* STORED ROWS *
- - - - - - -

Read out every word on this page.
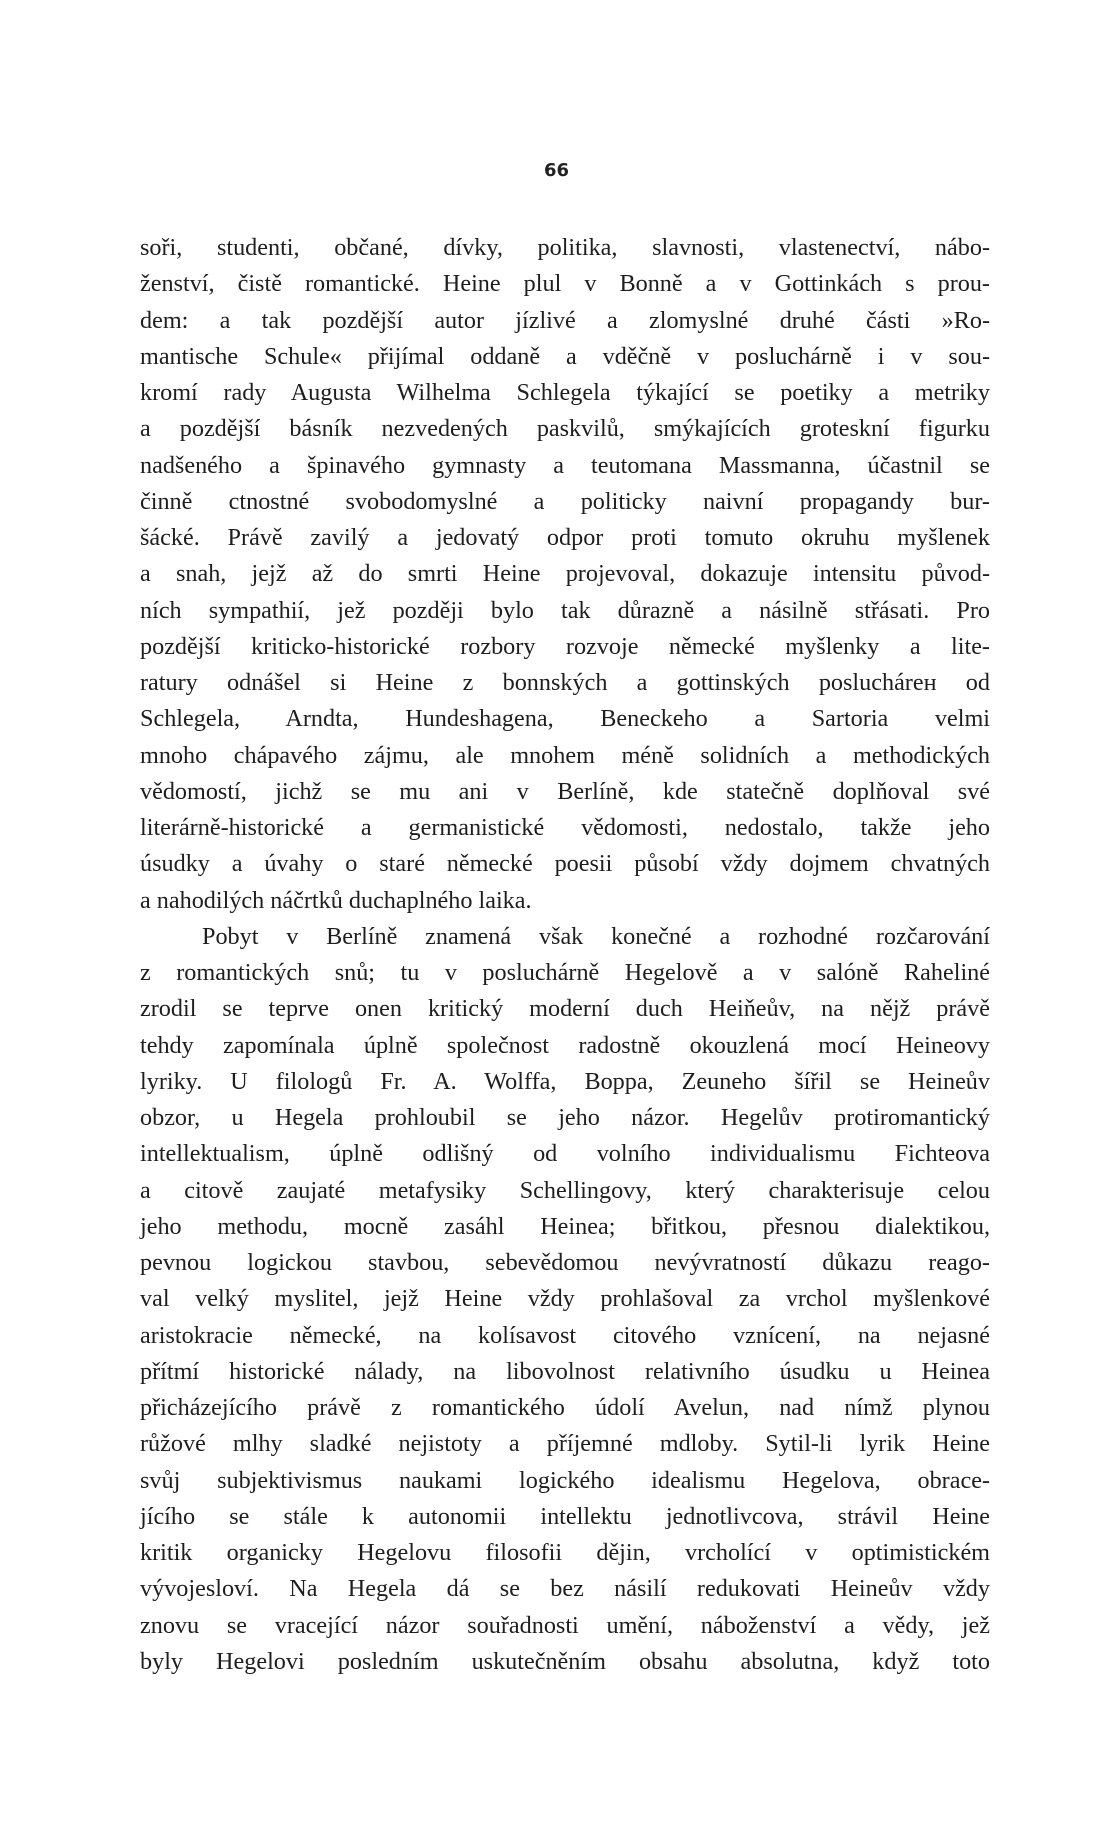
66
soři, studenti, občané, dívky, politika, slavnosti, vlastenectví, nábo-
ženství, čistě romantické. Heine plul v Bonně a v Gottinkách s prou-
dem: a tak pozdější autor jízlivé a zlomyslné druhé části »Ro-
mantische Schule« přijímal oddaně a vděčně v posluchárně i v sou-
kromí rady Augusta Wilhelma Schlegela týkající se poetiky a metriky
a pozdější básník nezvedených paskvilů, smýkajících groteskní figurku
nadšeného a špinavého gymnasty a teutomana Massmanna, účastnil se
činně ctnostné svobodomyslné a politicky naivní propagandy bur-
šácké. Právě zavilý a jedovatý odpor proti tomuto okruhu myšlenek
a snah, jejž až do smrti Heine projevoval, dokazuje intensitu původ-
ních sympathií, jež později bylo tak důrazně a násilně střásati. Pro
pozdější kriticko-historické rozbory rozvoje německé myšlenky a lite-
ratury odnášel si Heine z bonnských a gottinských posluchárен od
Schlegela, Arndta, Hundeshagena, Beneckeho a Sartoria velmi
mnoho chápavého zájmu, ale mnohem méně solidních a methodických
vědomostí, jichž se mu ani v Berlíně, kde statečně doplňoval své
literárně-historické a germanistické vědomosti, nedostalo, takže jeho
úsudky a úvahy o staré německé poesii působí vždy dojmem chvatných
a nahodilých náčrtků duchaplného laika.
Pobyt v Berlíně znamená však konečné a rozhodné rozčarování
z romantických snů; tu v posluchárně Hegelově a v salóně Raheliné
zrodil se teprve onen kritický moderní duch Heiňeův, na nějž právě
tehdy zapomínala úplně společnost radostně okouzlená mocí Heineovy
lyriky. U filologů Fr. A. Wolffa, Boppa, Zeuneho šířil se Heineův
obzor, u Hegela prohloubil se jeho názor. Hegelův protiromantický
intellektualism, úplně odlišný od volního individualismu Fichteova
a citově zaujaté metafysiky Schellingovy, který charakterisuje celou
jeho methodu, mocně zasáhl Heinea; břitkou, přesnou dialektikou,
pevnou logickou stavbou, sebevědomou nevývratností důkazu reago-
val velký myslitel, jejž Heine vždy prohlašoval za vrchol myšlenkové
aristokracie německé, na kolísavost citového vznícení, na nejasné
přítmí historické nálady, na libovolnost relativního úsudku u Heinea
přicházejícího právě z romantického údolí Avelun, nad nímž plynou
růžové mlhy sladké nejistoty a příjemné mdloby. Sytil-li lyrik Heine
svůj subjektivismus naukami logického idealismu Hegelova, obrace-
jícího se stále k autonomii intellektu jednotlivcova, strávil Heine
kritik organicky Hegelovu filosofii dějin, vrcholící v optimistickém
vývojesloví. Na Hegela dá se bez násilí redukovati Heineův vždy
znovu se vracející názor souřadnosti umění, náboženství a vědy, jež
byly Hegelovi posledním uskutečněním obsahu absolutna, když toto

- - - - - - -

* WHAT TO DO *
Copy the data exactly. Any picture it contains is to be omitted.

* RESPONSE TO THE EXERCISE *
Read out every word on this page.
66
soři, studenti, občané, dívky, politika, slavnosti, vlastenectví, nábo-
ženství, čistě romantické. Heine plul v Bonně a v Gottinkách s prou-
dem: a tak pozdější autor jízlivé a zlomyslné druhé části »Ro-
mantische Schule« přijímal oddaně a vděčně v posluchárně i v sou-
kromí rady Augusta Wilhelma Schlegela týkající se poetiky a metriky
a pozdější básník nezvedených paskvilů, smýkajících groteskní figurku
nadšeného a špinavého gymnasty a teutomana Massmanna, účastnil se
činně ctnostné svobodomyslné a politicky naivní propagandy bur-
šácké. Právě zavilý a jedovatý odpor proti tomuto okruhu myšlenek
a snah, jejž až do smrti Heine projevoval, dokazuje intensitu původ-
ních sympathií, jež později bylo tak důrazně a násilně střásati. Pro
pozdější kriticko-historické rozbory rozvoje německé myšlenky a lite-
ratury odnášel si Heine z bonnských a gottinských posluchárен od
Schlegela, Arndta, Hundeshagena, Beneckeho a Sartoria velmi
mnoho chápavého zájmu, ale mnohem méně solidních a methodických
vědomostí, jichž se mu ani v Berlíně, kde statečně doplňoval své
literárně-historické a germanistické vědomosti, nedostalo, takže jeho
úsudky a úvahy o staré německé poesii působí vždy dojmem chvatných
a nahodilých náčrtků duchaplného laika.
Pobyt v Berlíně znamená však konečné a rozhodné rozčarování
z romantických snů; tu v posluchárně Hegelově a v salóně Raheliné
zrodil se teprve onen kritický moderní duch Heiňeův, na nějž právě
tehdy zapomínala úplně společnost radostně okouzlená mocí Heineovy
lyriky. U filologů Fr. A. Wolffa, Boppa, Zeuneho šířil se Heineův
obzor, u Hegela prohloubil se jeho názor. Hegelův protiromantický
intellektualism, úplně odlišný od volního individualismu Fichteova
a citově zaujaté metafysiky Schellingovy, který charakterisuje celou
jeho methodu, mocně zasáhl Heinea; břitkou, přesnou dialektikou,
pevnou logickou stavbou, sebevědomou nevývratností důkazu reago-
val velký myslitel, jejž Heine vždy prohlašoval za vrchol myšlenkové
aristokracie německé, na kolísavost citového vznícení, na nejasné
přítmí historické nálady, na libovolnost relativního úsudku u Heinea
přicházejícího právě z romantického údolí Avelun, nad nímž plynou
růžové mlhy sladké nejistoty a příjemné mdloby. Sytil-li lyrik Heine
svůj subjektivismus naukami logického idealismu Hegelova, obrace-
jícího se stále k autonomii intellektu jednotlivcova, strávil Heine
kritik organicky Hegelovu filosofii dějin, vrcholící v optimistickém
vývojesloví. Na Hegela dá se bez násilí redukovati Heineův vždy
znovu se vracející názor souřadnosti umění, náboženství a vědy, jež
byly Hegelovi posledním uskutečněním obsahu absolutna, když toto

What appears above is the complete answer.